Report how many lines of these entries hold the string "this"; reply with the number alone.
** START **
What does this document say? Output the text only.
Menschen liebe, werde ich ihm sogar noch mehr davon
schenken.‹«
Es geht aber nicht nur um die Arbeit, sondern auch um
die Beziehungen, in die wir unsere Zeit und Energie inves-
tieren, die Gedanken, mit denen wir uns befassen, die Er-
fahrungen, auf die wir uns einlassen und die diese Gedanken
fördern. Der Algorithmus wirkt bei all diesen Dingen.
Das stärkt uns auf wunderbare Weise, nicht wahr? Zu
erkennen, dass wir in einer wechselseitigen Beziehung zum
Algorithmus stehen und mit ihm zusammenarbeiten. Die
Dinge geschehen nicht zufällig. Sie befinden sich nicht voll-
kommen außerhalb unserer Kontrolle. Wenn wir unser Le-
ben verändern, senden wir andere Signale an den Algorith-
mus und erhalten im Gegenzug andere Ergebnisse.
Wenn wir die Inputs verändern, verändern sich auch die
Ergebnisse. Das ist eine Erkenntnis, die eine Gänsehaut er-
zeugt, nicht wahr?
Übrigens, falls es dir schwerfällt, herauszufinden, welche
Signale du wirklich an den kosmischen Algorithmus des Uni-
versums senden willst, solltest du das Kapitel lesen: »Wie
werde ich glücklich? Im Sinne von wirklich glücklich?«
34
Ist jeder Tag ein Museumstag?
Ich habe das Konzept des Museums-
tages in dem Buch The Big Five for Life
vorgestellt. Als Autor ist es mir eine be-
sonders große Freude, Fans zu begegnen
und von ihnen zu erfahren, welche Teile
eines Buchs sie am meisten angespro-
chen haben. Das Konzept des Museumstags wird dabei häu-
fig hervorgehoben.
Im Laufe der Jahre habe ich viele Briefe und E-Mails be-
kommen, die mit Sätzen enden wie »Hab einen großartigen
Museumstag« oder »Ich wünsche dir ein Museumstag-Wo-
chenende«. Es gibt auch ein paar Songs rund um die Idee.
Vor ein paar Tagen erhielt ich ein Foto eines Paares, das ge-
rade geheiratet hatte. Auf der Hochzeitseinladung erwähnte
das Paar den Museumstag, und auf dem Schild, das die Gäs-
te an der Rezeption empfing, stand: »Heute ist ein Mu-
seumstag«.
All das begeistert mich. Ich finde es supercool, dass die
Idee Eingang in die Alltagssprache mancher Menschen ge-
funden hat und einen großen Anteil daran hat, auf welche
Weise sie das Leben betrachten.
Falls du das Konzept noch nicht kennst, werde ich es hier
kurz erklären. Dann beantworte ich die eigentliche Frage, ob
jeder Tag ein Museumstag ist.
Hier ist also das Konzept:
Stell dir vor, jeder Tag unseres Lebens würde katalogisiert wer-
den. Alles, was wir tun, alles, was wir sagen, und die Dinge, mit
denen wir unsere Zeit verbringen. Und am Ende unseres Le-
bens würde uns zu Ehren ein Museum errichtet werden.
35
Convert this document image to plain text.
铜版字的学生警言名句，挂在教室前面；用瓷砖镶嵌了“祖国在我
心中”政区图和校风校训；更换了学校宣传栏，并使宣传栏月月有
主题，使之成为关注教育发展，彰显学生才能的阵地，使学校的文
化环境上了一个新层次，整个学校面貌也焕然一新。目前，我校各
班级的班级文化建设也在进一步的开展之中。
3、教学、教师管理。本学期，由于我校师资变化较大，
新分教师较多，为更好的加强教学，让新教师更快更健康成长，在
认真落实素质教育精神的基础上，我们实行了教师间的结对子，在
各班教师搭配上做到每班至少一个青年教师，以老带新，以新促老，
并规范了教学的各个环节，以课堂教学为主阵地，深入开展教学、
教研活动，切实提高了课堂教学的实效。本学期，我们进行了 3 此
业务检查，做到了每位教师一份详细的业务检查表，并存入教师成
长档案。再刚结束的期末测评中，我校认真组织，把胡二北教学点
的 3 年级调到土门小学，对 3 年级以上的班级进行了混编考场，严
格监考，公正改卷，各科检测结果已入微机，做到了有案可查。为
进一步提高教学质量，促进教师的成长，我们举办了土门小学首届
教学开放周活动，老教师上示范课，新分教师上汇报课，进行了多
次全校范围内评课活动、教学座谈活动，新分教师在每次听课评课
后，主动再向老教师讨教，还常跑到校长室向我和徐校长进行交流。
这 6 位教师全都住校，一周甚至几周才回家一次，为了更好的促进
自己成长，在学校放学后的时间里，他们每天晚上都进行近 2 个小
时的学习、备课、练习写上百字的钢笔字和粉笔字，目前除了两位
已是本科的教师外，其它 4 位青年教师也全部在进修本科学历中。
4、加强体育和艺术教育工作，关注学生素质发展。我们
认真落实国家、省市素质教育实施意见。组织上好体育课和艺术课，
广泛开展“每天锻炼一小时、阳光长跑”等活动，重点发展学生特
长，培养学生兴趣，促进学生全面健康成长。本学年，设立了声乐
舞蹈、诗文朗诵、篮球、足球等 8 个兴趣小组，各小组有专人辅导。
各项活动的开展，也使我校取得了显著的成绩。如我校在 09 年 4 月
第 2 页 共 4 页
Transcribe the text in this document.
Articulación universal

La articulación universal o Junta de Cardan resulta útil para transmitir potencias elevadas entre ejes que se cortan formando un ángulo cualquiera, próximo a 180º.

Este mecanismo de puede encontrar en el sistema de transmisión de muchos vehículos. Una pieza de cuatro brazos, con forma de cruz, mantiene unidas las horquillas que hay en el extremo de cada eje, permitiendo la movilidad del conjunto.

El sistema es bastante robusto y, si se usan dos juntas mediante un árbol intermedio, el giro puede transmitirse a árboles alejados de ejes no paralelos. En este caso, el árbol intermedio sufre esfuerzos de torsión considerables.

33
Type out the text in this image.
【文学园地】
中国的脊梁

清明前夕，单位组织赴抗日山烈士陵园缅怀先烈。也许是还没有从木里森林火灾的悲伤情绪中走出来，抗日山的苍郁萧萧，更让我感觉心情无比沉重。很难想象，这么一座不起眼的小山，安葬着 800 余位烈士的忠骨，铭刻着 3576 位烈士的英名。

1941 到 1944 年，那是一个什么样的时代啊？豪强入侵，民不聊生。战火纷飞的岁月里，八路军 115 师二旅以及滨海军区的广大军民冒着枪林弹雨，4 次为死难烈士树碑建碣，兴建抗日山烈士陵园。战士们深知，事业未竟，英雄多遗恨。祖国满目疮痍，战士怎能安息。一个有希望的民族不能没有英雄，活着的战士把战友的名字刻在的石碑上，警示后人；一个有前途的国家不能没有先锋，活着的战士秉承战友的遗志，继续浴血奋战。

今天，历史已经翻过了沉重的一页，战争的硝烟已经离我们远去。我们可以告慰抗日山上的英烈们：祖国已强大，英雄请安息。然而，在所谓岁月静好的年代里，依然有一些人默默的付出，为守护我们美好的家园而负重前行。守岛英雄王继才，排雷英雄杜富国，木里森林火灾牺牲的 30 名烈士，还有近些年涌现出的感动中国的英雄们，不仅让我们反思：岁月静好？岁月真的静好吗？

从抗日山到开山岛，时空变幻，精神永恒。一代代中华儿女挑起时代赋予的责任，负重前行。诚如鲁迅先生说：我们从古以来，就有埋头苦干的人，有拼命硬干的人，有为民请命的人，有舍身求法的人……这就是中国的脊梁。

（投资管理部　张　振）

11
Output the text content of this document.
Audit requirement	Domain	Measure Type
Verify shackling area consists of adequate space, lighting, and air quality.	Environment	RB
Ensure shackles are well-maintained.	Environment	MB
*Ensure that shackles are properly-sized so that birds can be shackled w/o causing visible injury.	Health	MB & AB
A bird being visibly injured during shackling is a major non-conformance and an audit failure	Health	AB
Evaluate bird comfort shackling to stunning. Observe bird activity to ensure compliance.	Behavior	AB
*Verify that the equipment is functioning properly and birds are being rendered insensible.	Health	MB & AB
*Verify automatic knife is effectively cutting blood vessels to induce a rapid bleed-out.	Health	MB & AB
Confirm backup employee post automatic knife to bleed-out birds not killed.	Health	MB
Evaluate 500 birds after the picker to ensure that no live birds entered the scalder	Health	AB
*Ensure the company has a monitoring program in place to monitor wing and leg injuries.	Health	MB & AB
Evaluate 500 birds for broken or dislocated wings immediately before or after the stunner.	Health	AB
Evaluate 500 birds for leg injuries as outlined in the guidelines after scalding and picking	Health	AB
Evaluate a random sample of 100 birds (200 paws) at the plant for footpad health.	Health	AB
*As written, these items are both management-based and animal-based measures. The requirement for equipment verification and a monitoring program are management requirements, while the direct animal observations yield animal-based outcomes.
** END **
- TASK ANSWER
5